EXERCISE AIM:
Reproduce every entry exactly and leave its pictures out.

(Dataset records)
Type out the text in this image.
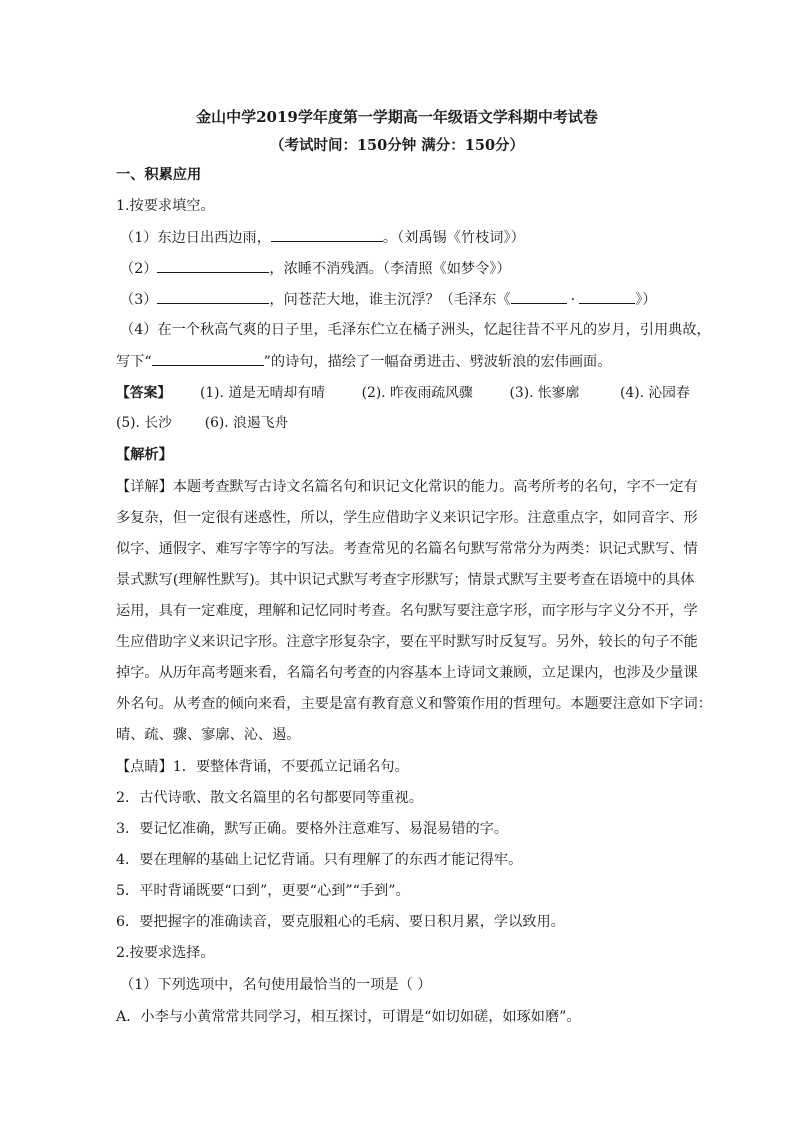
金山中学2019学年度第一学期高一年级语文学科期中考试卷
（考试时间：150分钟 满分：150分）
一、积累应用
1.按要求填空。
（1）东边日出西边雨，	。（刘禹锡《竹枝词》）
（2）	，浓睡不消残酒。（李清照《如梦令》）
（3）	，问苍茫大地，谁主沉浮？（毛泽东《	·	》）
（4）在一个秋高气爽的日子里，毛泽东伫立在橘子洲头，忆起往昔不平凡的岁月，引用典故，
写下“	”的诗句，描绘了一幅奋勇进击、劈波斩浪的宏伟画面。
【答案】 (1). 道是无晴却有晴	(2). 昨夜雨疏风骤	(3). 怅寥廓	(4). 沁园春
(5). 长沙 (6). 浪遏飞舟
【解析】
【详解】本题考查默写古诗文名篇名句和识记文化常识的能力。高考所考的名句，字不一定有
多复杂，但一定很有迷惑性，所以，学生应借助字义来识记字形。注意重点字，如同音字、形
似字、通假字、难写字等字的写法。考查常见的名篇名句默写常常分为两类：识记式默写、情
景式默写(理解性默写)。其中识记式默写考查字形默写；情景式默写主要考查在语境中的具体
运用，具有一定难度，理解和记忆同时考查。名句默写要注意字形，而字形与字义分不开，学
生应借助字义来识记字形。注意字形复杂字，要在平时默写时反复写。另外，较长的句子不能
掉字。从历年高考题来看，名篇名句考查的内容基本上诗词文兼顾，立足课内，也涉及少量课
外名句。从考查的倾向来看，主要是富有教育意义和警策作用的哲理句。本题要注意如下字词：
晴、疏、骤、寥廓、沁、遏。
【点睛】1．要整体背诵，不要孤立记诵名句。
2．古代诗歌、散文名篇里的名句都要同等重视。
3．要记忆准确，默写正确。要格外注意难写、易混易错的字。
4．要在理解的基础上记忆背诵。只有理解了的东西才能记得牢。
5．平时背诵既要“口到”，更要“心到”“手到”。
6．要把握字的准确读音，要克服粗心的毛病、要日积月累，学以致用。
2.按要求选择。
（1）下列选项中，名句使用最恰当的一项是（ ）
A．小李与小黄常常共同学习，相互探讨，可谓是“如切如磋，如琢如磨”。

SOLUTION BELOW:
Type out the text in this image.
金山中学2019学年度第一学期高一年级语文学科期中考试卷
（考试时间：150分钟 满分：150分）
一、积累应用
1.按要求填空。
（1）东边日出西边雨，	。（刘禹锡《竹枝词》）
（2）	，浓睡不消残酒。（李清照《如梦令》）
（3）	，问苍茫大地，谁主沉浮？（毛泽东《	·	》）
（4）在一个秋高气爽的日子里，毛泽东伫立在橘子洲头，忆起往昔不平凡的岁月，引用典故，
写下“	”的诗句，描绘了一幅奋勇进击、劈波斩浪的宏伟画面。
【答案】 (1). 道是无晴却有晴	(2). 昨夜雨疏风骤	(3). 怅寥廓	(4). 沁园春
(5). 长沙 (6). 浪遏飞舟
【解析】
【详解】本题考查默写古诗文名篇名句和识记文化常识的能力。高考所考的名句，字不一定有
多复杂，但一定很有迷惑性，所以，学生应借助字义来识记字形。注意重点字，如同音字、形
似字、通假字、难写字等字的写法。考查常见的名篇名句默写常常分为两类：识记式默写、情
景式默写(理解性默写)。其中识记式默写考查字形默写；情景式默写主要考查在语境中的具体
运用，具有一定难度，理解和记忆同时考查。名句默写要注意字形，而字形与字义分不开，学
生应借助字义来识记字形。注意字形复杂字，要在平时默写时反复写。另外，较长的句子不能
掉字。从历年高考题来看，名篇名句考查的内容基本上诗词文兼顾，立足课内，也涉及少量课
外名句。从考查的倾向来看，主要是富有教育意义和警策作用的哲理句。本题要注意如下字词：
晴、疏、骤、寥廓、沁、遏。
【点睛】1．要整体背诵，不要孤立记诵名句。
2．古代诗歌、散文名篇里的名句都要同等重视。
3．要记忆准确，默写正确。要格外注意难写、易混易错的字。
4．要在理解的基础上记忆背诵。只有理解了的东西才能记得牢。
5．平时背诵既要“口到”，更要“心到”“手到”。
6．要把握字的准确读音，要克服粗心的毛病、要日积月累，学以致用。
2.按要求选择。
（1）下列选项中，名句使用最恰当的一项是（ ）
A．小李与小黄常常共同学习，相互探讨，可谓是“如切如磋，如琢如磨”。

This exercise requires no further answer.